[Supplied information]
>>>
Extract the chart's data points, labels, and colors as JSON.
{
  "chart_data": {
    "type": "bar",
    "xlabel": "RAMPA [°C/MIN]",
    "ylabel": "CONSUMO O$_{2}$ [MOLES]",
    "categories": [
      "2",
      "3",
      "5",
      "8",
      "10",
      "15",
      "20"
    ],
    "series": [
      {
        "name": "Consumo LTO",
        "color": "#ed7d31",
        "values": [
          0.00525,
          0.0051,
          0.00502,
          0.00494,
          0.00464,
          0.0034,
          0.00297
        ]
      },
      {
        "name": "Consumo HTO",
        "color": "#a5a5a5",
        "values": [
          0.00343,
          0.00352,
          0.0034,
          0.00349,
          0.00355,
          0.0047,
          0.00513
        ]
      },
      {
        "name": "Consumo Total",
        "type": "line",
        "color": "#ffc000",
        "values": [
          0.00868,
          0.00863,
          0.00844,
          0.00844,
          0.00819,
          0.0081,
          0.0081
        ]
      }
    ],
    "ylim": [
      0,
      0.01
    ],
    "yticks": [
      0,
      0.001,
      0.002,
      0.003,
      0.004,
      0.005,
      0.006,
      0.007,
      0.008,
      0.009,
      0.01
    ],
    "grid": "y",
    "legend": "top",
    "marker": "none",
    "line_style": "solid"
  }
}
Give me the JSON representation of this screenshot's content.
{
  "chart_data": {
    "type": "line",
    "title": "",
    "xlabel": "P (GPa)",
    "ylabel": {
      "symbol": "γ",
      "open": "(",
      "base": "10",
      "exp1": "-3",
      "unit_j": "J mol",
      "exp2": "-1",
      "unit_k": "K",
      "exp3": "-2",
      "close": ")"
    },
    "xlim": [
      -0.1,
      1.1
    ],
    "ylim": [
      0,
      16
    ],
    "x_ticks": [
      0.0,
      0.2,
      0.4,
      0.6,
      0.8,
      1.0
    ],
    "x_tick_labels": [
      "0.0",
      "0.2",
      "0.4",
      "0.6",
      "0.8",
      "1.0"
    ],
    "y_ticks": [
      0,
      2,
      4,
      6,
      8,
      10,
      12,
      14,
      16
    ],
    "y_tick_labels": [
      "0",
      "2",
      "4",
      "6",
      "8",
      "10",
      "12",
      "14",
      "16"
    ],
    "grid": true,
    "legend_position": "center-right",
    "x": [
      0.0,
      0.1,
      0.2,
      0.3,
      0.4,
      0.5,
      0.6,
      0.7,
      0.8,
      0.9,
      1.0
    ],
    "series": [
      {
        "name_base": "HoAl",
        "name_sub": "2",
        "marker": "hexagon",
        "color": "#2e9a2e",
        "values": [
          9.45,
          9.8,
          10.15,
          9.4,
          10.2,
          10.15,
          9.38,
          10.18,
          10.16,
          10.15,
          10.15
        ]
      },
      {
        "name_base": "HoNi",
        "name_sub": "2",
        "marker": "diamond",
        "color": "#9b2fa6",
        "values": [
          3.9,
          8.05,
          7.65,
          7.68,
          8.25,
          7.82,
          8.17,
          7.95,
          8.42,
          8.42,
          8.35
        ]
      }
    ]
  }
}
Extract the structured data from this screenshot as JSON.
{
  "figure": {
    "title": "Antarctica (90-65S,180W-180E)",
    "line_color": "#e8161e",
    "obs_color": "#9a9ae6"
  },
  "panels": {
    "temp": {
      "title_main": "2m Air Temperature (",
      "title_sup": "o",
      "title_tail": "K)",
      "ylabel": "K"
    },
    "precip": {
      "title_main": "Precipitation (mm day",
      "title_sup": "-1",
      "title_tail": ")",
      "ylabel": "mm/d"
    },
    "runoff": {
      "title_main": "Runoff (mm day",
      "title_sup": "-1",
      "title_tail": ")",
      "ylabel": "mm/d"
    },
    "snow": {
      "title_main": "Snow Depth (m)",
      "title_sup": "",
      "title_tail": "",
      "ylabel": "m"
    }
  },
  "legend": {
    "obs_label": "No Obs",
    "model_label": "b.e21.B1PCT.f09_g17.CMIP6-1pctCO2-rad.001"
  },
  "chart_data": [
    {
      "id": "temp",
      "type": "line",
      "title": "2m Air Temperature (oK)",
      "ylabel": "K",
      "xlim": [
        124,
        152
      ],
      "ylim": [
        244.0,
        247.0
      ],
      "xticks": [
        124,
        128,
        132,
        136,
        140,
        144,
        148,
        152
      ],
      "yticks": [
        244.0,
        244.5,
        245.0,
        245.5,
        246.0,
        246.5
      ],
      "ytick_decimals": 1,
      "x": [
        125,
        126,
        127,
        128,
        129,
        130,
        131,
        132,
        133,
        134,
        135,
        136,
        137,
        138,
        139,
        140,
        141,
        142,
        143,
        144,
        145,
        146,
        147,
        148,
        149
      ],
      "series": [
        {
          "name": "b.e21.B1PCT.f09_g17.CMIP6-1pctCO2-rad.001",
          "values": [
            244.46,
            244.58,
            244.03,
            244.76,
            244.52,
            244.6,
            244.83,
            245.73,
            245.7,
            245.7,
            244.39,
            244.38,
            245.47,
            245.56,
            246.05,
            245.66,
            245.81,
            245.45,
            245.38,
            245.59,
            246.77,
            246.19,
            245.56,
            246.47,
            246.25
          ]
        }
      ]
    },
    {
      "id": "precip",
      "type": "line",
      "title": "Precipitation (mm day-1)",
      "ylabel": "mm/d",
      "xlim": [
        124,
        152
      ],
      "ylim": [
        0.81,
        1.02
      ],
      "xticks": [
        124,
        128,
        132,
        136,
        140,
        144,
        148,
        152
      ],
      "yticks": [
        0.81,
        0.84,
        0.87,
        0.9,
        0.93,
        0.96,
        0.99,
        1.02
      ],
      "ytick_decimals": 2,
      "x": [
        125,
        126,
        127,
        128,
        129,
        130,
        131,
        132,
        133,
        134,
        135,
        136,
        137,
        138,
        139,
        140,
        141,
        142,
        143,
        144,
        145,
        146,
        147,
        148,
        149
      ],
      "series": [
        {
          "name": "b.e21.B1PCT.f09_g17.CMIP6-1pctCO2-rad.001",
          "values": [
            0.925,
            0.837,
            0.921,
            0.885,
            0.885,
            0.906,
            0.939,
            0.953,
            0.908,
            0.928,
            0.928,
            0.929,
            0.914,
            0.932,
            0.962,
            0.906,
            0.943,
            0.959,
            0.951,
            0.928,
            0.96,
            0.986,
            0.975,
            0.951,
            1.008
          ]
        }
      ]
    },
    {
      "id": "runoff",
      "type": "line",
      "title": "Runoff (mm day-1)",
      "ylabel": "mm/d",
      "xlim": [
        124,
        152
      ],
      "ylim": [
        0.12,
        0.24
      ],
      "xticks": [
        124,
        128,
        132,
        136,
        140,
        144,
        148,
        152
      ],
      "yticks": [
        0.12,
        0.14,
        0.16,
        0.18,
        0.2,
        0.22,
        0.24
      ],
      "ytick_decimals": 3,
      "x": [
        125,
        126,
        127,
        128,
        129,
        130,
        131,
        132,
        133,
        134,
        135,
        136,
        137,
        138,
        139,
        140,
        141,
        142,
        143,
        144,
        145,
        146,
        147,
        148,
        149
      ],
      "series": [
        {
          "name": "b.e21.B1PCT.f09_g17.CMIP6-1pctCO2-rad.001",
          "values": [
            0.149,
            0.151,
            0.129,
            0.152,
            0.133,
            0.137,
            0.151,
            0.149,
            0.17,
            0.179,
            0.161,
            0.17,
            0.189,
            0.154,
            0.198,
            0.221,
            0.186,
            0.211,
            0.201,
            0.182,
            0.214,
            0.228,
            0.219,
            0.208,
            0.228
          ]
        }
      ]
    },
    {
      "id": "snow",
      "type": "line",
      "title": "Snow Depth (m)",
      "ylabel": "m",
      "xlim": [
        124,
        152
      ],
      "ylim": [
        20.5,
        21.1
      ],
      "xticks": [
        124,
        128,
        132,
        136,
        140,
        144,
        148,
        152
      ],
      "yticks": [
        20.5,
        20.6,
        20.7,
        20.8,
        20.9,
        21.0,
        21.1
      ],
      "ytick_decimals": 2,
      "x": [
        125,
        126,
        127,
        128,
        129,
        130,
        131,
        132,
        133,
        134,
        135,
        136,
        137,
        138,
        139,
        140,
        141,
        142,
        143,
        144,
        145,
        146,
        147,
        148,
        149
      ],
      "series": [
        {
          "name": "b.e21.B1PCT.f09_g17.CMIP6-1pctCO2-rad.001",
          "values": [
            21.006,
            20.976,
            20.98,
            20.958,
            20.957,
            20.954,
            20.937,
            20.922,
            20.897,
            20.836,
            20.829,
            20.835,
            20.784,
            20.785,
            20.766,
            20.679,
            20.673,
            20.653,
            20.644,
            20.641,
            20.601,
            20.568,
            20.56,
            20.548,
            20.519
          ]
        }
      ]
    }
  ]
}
<<<
[What this task involves] Where a line holds the string "JSON", copy that line.

[Exercise solution]
Extract the chart's data points, labels, and colors as JSON.
Give me the JSON representation of this screenshot's content.
Extract the structured data from this screenshot as JSON.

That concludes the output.